WORK TO COMPLETE - Transcribe the records below exactly as they appear, omitting any pictures.

————

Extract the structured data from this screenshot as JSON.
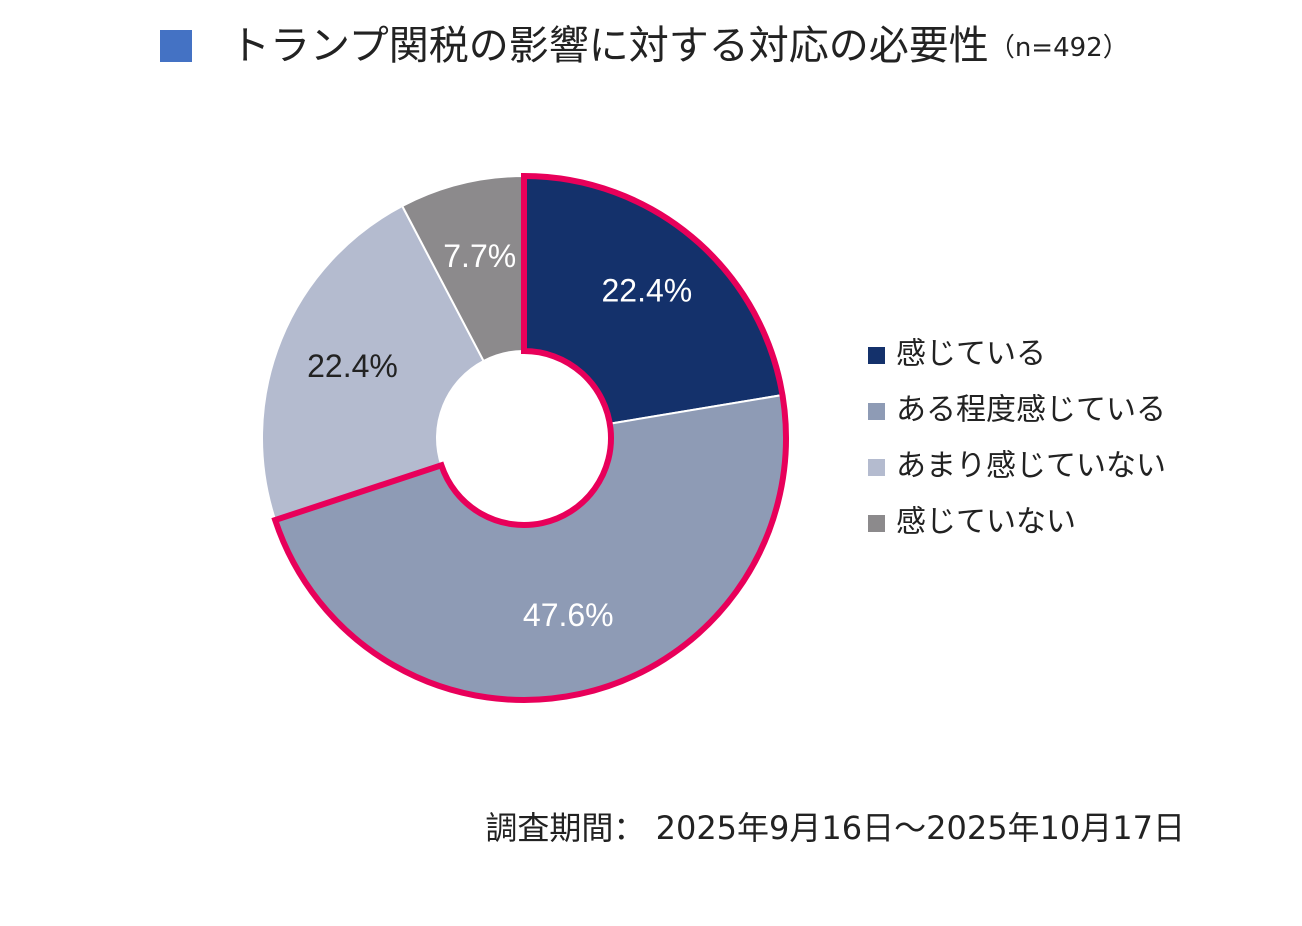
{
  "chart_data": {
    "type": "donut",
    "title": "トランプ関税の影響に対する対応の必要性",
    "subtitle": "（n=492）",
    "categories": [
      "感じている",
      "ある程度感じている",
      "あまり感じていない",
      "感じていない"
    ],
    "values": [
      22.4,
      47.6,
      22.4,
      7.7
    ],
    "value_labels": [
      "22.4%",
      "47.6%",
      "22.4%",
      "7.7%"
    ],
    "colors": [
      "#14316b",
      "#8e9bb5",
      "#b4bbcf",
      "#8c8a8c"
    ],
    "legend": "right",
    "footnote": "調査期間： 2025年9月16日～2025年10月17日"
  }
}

————

IN RESPONSE -
Extract the structured data from this screenshot as JSON.
{
  "chart_data": {
    "type": "donut",
    "title": "トランプ関税の影響に対する対応の必要性",
    "subtitle": "（n=492）",
    "categories": [
      "感じている",
      "ある程度感じている",
      "あまり感じていない",
      "感じていない"
    ],
    "values": [
      22.4,
      47.6,
      22.4,
      7.7
    ],
    "value_labels": [
      "22.4%",
      "47.6%",
      "22.4%",
      "7.7%"
    ],
    "colors": [
      "#14316b",
      "#8e9bb5",
      "#b4bbcf",
      "#8c8a8c"
    ],
    "legend": "right",
    "footnote": "調査期間： 2025年9月16日～2025年10月17日"
  }
}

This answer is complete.